• [Task to complete]:
Reproduce the material exactly, omitting nothing.
※
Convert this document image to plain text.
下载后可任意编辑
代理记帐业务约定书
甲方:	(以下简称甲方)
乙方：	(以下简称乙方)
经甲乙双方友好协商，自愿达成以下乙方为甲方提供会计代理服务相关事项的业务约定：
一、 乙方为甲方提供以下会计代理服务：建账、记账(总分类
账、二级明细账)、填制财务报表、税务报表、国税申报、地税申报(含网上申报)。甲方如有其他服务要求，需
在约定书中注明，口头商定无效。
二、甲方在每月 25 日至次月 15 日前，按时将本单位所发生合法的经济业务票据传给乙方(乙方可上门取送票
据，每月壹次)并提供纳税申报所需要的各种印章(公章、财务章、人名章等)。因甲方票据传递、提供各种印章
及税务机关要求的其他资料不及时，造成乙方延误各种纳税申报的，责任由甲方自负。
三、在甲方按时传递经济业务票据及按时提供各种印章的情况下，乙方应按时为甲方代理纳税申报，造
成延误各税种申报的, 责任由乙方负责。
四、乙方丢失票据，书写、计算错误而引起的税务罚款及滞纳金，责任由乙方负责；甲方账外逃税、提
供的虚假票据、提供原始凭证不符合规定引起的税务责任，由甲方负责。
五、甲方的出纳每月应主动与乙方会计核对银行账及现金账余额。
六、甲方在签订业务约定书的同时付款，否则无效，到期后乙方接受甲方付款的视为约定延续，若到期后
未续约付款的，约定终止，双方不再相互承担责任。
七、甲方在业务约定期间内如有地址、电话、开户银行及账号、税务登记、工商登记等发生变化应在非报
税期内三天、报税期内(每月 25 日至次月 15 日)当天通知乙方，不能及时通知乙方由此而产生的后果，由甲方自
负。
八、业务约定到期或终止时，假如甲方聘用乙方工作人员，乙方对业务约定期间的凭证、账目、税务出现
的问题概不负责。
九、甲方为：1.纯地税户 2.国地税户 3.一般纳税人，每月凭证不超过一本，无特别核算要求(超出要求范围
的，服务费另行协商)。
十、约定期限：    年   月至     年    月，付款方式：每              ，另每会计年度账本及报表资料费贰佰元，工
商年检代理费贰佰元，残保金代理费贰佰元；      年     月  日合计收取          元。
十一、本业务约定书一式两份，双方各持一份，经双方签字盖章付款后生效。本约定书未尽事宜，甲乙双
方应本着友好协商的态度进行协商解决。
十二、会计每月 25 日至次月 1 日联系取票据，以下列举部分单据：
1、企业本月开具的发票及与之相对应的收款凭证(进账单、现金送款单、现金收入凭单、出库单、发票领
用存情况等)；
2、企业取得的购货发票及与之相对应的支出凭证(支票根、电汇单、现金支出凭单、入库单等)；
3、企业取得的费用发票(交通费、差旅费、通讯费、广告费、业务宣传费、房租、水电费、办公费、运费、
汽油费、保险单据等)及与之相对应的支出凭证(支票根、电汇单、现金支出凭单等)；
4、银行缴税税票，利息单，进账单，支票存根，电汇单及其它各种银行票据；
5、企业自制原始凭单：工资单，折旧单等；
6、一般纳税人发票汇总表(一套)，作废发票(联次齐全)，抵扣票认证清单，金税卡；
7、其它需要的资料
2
※
• [Response]:
Convert this document image to plain text.
下载后可任意编辑
代理记帐业务约定书
甲方:	(以下简称甲方)
乙方：	(以下简称乙方)
经甲乙双方友好协商，自愿达成以下乙方为甲方提供会计代理服务相关事项的业务约定：
一、 乙方为甲方提供以下会计代理服务：建账、记账(总分类
账、二级明细账)、填制财务报表、税务报表、国税申报、地税申报(含网上申报)。甲方如有其他服务要求，需
在约定书中注明，口头商定无效。
二、甲方在每月 25 日至次月 15 日前，按时将本单位所发生合法的经济业务票据传给乙方(乙方可上门取送票
据，每月壹次)并提供纳税申报所需要的各种印章(公章、财务章、人名章等)。因甲方票据传递、提供各种印章
及税务机关要求的其他资料不及时，造成乙方延误各种纳税申报的，责任由甲方自负。
三、在甲方按时传递经济业务票据及按时提供各种印章的情况下，乙方应按时为甲方代理纳税申报，造
成延误各税种申报的, 责任由乙方负责。
四、乙方丢失票据，书写、计算错误而引起的税务罚款及滞纳金，责任由乙方负责；甲方账外逃税、提
供的虚假票据、提供原始凭证不符合规定引起的税务责任，由甲方负责。
五、甲方的出纳每月应主动与乙方会计核对银行账及现金账余额。
六、甲方在签订业务约定书的同时付款，否则无效，到期后乙方接受甲方付款的视为约定延续，若到期后
未续约付款的，约定终止，双方不再相互承担责任。
七、甲方在业务约定期间内如有地址、电话、开户银行及账号、税务登记、工商登记等发生变化应在非报
税期内三天、报税期内(每月 25 日至次月 15 日)当天通知乙方，不能及时通知乙方由此而产生的后果，由甲方自
负。
八、业务约定到期或终止时，假如甲方聘用乙方工作人员，乙方对业务约定期间的凭证、账目、税务出现
的问题概不负责。
九、甲方为：1.纯地税户 2.国地税户 3.一般纳税人，每月凭证不超过一本，无特别核算要求(超出要求范围
的，服务费另行协商)。
十、约定期限：    年   月至     年    月，付款方式：每              ，另每会计年度账本及报表资料费贰佰元，工
商年检代理费贰佰元，残保金代理费贰佰元；      年     月  日合计收取          元。
十一、本业务约定书一式两份，双方各持一份，经双方签字盖章付款后生效。本约定书未尽事宜，甲乙双
方应本着友好协商的态度进行协商解决。
十二、会计每月 25 日至次月 1 日联系取票据，以下列举部分单据：
1、企业本月开具的发票及与之相对应的收款凭证(进账单、现金送款单、现金收入凭单、出库单、发票领
用存情况等)；
2、企业取得的购货发票及与之相对应的支出凭证(支票根、电汇单、现金支出凭单、入库单等)；
3、企业取得的费用发票(交通费、差旅费、通讯费、广告费、业务宣传费、房租、水电费、办公费、运费、
汽油费、保险单据等)及与之相对应的支出凭证(支票根、电汇单、现金支出凭单等)；
4、银行缴税税票，利息单，进账单，支票存根，电汇单及其它各种银行票据；
5、企业自制原始凭单：工资单，折旧单等；
6、一般纳税人发票汇总表(一套)，作废发票(联次齐全)，抵扣票认证清单，金税卡；
7、其它需要的资料
2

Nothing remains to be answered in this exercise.